**Task instructions:**
Search the listing for the string "circular". Copy every line that has it.

**Material supplied:**
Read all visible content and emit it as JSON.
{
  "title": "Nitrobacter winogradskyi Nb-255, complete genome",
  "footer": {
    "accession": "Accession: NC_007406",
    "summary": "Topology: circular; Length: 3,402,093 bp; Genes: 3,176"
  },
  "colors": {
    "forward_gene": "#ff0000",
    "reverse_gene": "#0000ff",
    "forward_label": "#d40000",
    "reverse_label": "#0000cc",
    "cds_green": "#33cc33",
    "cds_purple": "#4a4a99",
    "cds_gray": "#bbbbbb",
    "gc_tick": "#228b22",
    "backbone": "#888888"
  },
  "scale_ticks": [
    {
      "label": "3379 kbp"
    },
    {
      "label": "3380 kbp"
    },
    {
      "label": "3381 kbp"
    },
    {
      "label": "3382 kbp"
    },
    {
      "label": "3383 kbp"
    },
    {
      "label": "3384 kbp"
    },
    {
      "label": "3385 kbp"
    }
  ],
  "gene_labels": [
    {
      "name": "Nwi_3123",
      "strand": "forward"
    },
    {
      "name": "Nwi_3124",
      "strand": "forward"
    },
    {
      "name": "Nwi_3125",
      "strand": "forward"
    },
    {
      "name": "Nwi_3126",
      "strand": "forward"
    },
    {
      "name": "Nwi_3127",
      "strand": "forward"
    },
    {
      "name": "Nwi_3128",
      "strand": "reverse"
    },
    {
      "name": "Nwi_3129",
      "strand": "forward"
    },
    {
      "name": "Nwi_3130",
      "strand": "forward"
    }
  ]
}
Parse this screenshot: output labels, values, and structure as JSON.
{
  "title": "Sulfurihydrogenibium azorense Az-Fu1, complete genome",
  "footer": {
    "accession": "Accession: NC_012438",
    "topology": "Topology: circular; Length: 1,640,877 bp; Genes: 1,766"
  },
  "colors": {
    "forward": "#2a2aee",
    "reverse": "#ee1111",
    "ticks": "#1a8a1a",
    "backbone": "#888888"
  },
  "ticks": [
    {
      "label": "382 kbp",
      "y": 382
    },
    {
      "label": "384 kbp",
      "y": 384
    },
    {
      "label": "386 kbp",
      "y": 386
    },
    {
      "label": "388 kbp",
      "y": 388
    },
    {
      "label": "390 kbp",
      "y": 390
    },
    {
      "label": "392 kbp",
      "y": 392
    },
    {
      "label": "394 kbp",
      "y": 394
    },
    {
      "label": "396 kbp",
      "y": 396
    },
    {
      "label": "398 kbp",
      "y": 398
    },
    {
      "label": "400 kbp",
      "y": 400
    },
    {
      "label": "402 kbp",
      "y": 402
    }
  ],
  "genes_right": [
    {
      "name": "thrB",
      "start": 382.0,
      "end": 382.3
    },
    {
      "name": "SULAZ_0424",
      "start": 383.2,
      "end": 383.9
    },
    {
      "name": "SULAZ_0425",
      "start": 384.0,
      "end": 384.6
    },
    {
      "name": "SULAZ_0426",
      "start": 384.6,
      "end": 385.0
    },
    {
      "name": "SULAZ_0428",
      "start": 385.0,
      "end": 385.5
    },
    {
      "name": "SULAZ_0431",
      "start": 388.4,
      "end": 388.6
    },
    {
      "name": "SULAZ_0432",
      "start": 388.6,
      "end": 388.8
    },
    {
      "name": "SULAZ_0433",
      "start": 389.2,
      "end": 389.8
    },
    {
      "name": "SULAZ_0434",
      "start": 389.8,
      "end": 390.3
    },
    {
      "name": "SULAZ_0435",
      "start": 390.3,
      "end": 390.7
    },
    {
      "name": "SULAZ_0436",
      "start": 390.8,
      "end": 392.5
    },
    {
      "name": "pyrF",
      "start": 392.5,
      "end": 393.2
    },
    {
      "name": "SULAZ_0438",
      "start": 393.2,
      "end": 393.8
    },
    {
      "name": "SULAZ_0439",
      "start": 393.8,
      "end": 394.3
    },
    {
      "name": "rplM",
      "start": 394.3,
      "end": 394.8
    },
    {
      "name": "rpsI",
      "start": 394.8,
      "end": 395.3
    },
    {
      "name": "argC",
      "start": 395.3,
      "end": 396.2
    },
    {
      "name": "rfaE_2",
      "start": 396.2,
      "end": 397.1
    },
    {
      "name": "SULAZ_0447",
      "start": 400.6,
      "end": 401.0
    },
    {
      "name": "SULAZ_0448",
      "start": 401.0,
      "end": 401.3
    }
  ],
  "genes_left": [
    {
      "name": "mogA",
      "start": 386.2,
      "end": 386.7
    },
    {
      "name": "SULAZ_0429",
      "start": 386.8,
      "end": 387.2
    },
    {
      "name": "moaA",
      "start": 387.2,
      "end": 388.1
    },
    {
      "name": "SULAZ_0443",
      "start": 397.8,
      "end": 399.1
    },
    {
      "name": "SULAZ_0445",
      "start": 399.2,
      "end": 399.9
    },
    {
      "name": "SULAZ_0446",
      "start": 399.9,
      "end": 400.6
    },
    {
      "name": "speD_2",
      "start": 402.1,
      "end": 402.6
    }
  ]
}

**Solution to this exercise:**
    "summary": "Topology: circular; Length: 3,402,093 bp; Genes: 3,176"
    "topology": "Topology: circular; Length: 1,640,877 bp; Genes: 1,766"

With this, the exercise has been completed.